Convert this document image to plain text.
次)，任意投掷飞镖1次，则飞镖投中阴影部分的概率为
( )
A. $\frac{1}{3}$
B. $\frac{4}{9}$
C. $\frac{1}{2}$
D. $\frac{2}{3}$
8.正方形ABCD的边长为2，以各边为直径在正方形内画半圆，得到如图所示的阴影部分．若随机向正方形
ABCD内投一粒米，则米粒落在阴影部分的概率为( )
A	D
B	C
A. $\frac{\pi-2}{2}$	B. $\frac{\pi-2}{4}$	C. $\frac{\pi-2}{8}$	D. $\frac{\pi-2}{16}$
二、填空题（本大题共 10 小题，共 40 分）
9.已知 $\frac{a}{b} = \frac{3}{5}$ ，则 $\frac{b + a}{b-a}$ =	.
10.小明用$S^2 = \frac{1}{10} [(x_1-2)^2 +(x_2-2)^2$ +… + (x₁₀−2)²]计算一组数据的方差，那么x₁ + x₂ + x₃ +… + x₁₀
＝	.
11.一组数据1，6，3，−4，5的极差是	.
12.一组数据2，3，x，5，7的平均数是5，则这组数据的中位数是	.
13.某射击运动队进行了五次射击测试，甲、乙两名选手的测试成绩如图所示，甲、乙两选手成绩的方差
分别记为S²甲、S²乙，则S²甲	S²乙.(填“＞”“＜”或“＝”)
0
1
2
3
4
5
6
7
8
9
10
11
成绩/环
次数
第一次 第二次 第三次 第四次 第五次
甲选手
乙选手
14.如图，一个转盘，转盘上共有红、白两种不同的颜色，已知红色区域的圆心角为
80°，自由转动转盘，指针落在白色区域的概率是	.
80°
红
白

------------

• **TASK STATEMENT**:
Your task is to repeat every line exactly.

• **EXERCISE RESPONSE**:
Convert this document image to plain text.
次)，任意投掷飞镖1次，则飞镖投中阴影部分的概率为
( )
A. $\frac{1}{3}$
B. $\frac{4}{9}$
C. $\frac{1}{2}$
D. $\frac{2}{3}$
8.正方形ABCD的边长为2，以各边为直径在正方形内画半圆，得到如图所示的阴影部分．若随机向正方形
ABCD内投一粒米，则米粒落在阴影部分的概率为( )
A	D
B	C
A. $\frac{\pi-2}{2}$	B. $\frac{\pi-2}{4}$	C. $\frac{\pi-2}{8}$	D. $\frac{\pi-2}{16}$
二、填空题（本大题共 10 小题，共 40 分）
9.已知 $\frac{a}{b} = \frac{3}{5}$ ，则 $\frac{b + a}{b-a}$ =	.
10.小明用$S^2 = \frac{1}{10} [(x_1-2)^2 +(x_2-2)^2$ +… + (x₁₀−2)²]计算一组数据的方差，那么x₁ + x₂ + x₃ +… + x₁₀
＝	.
11.一组数据1，6，3，−4，5的极差是	.
12.一组数据2，3，x，5，7的平均数是5，则这组数据的中位数是	.
13.某射击运动队进行了五次射击测试，甲、乙两名选手的测试成绩如图所示，甲、乙两选手成绩的方差
分别记为S²甲、S²乙，则S²甲	S²乙.(填“＞”“＜”或“＝”)
0
1
2
3
4
5
6
7
8
9
10
11
成绩/环
次数
第一次 第二次 第三次 第四次 第五次
甲选手
乙选手
14.如图，一个转盘，转盘上共有红、白两种不同的颜色，已知红色区域的圆心角为
80°，自由转动转盘，指针落在白色区域的概率是	.
80°
红
白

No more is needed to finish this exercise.